▶ What to work on
Separate out the lines that hold "Lesage".

▶ Data section
## begin
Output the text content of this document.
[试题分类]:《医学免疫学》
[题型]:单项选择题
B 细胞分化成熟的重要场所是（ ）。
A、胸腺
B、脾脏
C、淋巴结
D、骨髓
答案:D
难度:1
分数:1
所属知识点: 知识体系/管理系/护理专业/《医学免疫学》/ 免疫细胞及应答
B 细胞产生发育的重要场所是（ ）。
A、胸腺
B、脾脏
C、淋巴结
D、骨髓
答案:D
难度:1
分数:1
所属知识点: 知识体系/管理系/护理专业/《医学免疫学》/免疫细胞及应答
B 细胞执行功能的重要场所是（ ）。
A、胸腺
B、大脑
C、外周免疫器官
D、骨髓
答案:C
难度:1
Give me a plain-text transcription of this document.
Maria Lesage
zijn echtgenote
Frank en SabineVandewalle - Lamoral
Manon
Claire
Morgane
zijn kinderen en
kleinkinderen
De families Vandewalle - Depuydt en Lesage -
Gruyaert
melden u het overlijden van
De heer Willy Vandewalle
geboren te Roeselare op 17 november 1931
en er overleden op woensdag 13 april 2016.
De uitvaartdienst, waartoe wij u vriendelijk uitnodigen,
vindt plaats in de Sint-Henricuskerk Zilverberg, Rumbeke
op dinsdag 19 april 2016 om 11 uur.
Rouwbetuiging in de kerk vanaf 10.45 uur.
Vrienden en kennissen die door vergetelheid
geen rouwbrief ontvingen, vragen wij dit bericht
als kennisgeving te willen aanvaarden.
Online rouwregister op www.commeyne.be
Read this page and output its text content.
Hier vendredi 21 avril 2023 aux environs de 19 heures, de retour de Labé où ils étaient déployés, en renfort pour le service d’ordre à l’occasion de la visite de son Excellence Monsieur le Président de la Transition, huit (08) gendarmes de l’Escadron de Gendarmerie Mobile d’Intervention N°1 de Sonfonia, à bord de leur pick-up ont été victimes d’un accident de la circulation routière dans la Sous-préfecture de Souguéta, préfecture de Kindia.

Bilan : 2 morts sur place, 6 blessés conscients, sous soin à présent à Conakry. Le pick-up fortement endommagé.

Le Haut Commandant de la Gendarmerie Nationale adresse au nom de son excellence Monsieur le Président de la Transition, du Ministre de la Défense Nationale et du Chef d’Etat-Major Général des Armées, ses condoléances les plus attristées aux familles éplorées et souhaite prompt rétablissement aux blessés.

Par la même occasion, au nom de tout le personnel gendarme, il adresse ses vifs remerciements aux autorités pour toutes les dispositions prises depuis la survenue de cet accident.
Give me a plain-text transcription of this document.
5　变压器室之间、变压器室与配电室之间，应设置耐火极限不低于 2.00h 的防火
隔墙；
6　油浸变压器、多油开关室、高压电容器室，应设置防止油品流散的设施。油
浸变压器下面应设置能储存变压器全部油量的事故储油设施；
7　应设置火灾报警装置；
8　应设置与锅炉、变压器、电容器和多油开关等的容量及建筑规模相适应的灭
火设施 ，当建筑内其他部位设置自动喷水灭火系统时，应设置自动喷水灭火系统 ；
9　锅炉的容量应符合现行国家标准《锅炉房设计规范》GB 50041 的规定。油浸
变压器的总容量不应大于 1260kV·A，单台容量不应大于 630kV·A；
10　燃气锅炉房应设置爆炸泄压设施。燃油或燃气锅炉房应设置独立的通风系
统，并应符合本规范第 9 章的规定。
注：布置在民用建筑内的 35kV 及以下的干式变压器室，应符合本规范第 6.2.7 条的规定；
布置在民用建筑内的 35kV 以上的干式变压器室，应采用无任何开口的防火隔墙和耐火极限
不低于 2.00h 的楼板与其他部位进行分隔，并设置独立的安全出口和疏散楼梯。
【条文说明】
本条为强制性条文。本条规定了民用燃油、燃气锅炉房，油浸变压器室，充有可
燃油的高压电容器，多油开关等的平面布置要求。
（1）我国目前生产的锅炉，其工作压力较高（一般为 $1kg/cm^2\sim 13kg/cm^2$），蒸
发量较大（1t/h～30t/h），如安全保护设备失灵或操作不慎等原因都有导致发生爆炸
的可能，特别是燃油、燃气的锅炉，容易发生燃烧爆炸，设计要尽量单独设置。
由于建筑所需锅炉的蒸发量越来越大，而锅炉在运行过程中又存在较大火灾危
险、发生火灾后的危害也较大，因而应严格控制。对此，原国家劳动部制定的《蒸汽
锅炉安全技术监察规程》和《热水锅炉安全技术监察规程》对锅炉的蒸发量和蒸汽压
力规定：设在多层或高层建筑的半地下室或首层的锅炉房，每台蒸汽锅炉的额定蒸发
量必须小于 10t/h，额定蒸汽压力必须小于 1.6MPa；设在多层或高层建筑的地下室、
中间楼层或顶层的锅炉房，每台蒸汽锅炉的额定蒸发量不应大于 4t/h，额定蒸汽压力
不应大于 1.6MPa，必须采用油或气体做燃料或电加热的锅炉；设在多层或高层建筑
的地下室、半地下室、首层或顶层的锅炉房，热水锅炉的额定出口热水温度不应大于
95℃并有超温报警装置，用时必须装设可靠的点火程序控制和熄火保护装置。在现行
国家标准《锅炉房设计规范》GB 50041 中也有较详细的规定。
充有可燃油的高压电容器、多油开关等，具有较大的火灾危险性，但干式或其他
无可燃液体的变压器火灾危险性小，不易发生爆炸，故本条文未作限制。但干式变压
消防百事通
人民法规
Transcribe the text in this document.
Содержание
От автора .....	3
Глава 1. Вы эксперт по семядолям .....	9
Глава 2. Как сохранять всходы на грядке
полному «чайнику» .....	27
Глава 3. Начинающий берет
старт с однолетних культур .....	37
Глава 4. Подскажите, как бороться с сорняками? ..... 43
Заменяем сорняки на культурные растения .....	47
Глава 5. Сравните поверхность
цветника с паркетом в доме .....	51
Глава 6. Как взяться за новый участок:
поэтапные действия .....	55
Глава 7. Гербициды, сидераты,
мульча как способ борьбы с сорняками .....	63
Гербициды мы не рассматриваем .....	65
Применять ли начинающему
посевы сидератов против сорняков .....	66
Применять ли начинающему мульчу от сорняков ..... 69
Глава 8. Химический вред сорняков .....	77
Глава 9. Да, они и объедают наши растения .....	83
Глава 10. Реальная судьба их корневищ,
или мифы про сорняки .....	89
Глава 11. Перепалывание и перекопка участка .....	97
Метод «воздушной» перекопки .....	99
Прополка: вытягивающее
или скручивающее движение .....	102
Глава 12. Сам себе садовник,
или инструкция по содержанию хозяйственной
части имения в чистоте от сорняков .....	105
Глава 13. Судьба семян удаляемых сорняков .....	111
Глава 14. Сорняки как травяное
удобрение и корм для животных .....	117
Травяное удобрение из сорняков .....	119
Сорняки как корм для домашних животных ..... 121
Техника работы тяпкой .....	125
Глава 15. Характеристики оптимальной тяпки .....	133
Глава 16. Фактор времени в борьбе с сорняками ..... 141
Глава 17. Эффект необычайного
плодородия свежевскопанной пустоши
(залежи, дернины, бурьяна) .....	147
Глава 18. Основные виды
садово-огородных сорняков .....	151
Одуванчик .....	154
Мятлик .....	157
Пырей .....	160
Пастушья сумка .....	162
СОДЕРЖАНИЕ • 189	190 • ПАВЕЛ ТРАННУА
## end
▶ Result for this exercise
Maria Lesage
De families Vandewalle - Depuydt en Lesage -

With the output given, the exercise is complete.